AIM:
Pick out each line containing the string "Леса".

Records from a dataset
* * *
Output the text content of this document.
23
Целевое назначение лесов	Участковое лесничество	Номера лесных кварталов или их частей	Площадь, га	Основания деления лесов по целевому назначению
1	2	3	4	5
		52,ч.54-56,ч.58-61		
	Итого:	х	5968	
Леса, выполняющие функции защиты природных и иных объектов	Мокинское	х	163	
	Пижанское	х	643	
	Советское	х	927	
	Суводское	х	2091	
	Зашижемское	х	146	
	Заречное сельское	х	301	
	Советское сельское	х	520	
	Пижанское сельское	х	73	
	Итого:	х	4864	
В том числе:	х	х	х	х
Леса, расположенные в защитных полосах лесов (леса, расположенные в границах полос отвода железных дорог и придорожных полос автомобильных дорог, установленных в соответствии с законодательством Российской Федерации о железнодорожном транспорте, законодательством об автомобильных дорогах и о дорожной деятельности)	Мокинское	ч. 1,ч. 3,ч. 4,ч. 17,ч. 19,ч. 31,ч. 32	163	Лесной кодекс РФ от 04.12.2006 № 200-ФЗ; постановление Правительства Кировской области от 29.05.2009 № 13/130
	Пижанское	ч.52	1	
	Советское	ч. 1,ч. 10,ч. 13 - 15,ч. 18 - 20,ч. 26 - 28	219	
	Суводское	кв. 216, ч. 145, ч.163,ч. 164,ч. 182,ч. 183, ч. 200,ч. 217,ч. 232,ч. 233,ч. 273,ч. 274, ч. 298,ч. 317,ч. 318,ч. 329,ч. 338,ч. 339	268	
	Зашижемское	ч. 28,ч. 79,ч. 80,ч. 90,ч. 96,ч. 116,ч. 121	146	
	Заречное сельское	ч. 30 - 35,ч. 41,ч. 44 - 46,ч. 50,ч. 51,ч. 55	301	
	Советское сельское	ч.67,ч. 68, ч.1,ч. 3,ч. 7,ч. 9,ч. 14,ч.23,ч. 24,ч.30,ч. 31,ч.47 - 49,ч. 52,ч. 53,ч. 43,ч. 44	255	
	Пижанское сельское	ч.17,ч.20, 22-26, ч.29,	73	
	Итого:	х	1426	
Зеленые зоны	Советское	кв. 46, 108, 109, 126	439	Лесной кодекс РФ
* * *
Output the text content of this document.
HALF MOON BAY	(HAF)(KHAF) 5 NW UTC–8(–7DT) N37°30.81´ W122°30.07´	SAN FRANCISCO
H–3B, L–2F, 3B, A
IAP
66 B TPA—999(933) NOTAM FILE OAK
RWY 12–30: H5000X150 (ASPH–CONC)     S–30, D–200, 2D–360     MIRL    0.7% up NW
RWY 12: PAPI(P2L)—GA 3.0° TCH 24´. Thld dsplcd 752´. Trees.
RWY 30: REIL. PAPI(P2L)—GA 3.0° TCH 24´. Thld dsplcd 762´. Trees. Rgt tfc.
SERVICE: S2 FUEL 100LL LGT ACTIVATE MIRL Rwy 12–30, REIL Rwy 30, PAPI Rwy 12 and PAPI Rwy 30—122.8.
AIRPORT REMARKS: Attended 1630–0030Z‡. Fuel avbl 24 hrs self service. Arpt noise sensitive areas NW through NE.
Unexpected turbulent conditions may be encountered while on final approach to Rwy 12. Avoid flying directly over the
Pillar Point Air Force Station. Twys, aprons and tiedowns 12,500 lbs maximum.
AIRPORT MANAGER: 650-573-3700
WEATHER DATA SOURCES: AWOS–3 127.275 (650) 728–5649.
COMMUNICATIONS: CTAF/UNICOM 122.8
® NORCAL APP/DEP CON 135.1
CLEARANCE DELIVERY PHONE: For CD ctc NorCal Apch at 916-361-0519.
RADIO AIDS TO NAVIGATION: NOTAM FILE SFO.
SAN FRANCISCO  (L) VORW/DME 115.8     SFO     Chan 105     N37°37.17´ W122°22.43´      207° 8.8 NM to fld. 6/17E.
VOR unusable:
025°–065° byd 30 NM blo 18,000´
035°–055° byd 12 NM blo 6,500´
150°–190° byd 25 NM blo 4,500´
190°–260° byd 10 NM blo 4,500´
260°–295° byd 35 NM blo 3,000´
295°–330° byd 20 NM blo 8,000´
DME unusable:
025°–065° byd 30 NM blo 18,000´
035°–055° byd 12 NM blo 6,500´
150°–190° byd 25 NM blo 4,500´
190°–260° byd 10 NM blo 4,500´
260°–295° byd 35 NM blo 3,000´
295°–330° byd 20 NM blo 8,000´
* * *
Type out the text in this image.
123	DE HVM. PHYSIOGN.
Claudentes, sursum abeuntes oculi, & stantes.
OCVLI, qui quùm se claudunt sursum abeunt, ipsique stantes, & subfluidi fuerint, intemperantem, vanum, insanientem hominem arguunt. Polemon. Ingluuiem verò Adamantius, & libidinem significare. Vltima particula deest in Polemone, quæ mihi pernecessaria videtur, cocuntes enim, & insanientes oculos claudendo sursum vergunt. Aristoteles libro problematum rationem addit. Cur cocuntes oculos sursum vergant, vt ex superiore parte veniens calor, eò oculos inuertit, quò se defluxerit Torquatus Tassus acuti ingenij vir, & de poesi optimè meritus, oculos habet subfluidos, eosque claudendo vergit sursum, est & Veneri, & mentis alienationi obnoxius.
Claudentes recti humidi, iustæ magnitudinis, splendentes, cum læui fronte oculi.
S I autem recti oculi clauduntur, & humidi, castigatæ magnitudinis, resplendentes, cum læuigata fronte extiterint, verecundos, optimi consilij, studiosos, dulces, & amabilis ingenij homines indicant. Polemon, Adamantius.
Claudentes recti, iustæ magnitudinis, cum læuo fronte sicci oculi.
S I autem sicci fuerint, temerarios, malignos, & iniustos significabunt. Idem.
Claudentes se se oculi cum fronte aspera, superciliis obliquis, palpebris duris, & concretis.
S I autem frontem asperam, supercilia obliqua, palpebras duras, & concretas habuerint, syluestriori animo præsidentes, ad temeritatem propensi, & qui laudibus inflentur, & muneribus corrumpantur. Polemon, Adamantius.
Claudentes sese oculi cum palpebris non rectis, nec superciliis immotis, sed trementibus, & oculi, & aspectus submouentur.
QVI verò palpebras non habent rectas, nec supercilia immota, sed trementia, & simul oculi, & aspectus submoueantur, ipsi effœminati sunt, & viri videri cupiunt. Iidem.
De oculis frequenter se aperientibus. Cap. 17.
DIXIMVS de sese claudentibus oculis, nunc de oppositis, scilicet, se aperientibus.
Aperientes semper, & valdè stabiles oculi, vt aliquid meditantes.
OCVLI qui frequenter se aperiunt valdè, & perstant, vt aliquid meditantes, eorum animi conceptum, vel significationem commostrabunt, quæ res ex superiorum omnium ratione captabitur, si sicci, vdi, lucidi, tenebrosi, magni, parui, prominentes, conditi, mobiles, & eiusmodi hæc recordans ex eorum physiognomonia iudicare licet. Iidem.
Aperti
* * *
IN RESPONSE:
Леса, выполняющие функции защиты природных и иных объектов	Мокинское	х	163	
Леса, расположенные в защитных полосах лесов (леса, расположенные в границах полос отвода железных дорог и придорожных полос автомобильных дорог, установленных в соответствии с законодательством Российской Федерации о железнодорожном транспорте, законодательством об автомобильных дорогах и о дорожной деятельности)	Мокинское	ч. 1,ч. 3,ч. 4,ч. 17,ч. 19,ч. 31,ч. 32	163	Лесной кодекс РФ от 04.12.2006 № 200-ФЗ; постановление Правительства Кировской области от 29.05.2009 № 13/130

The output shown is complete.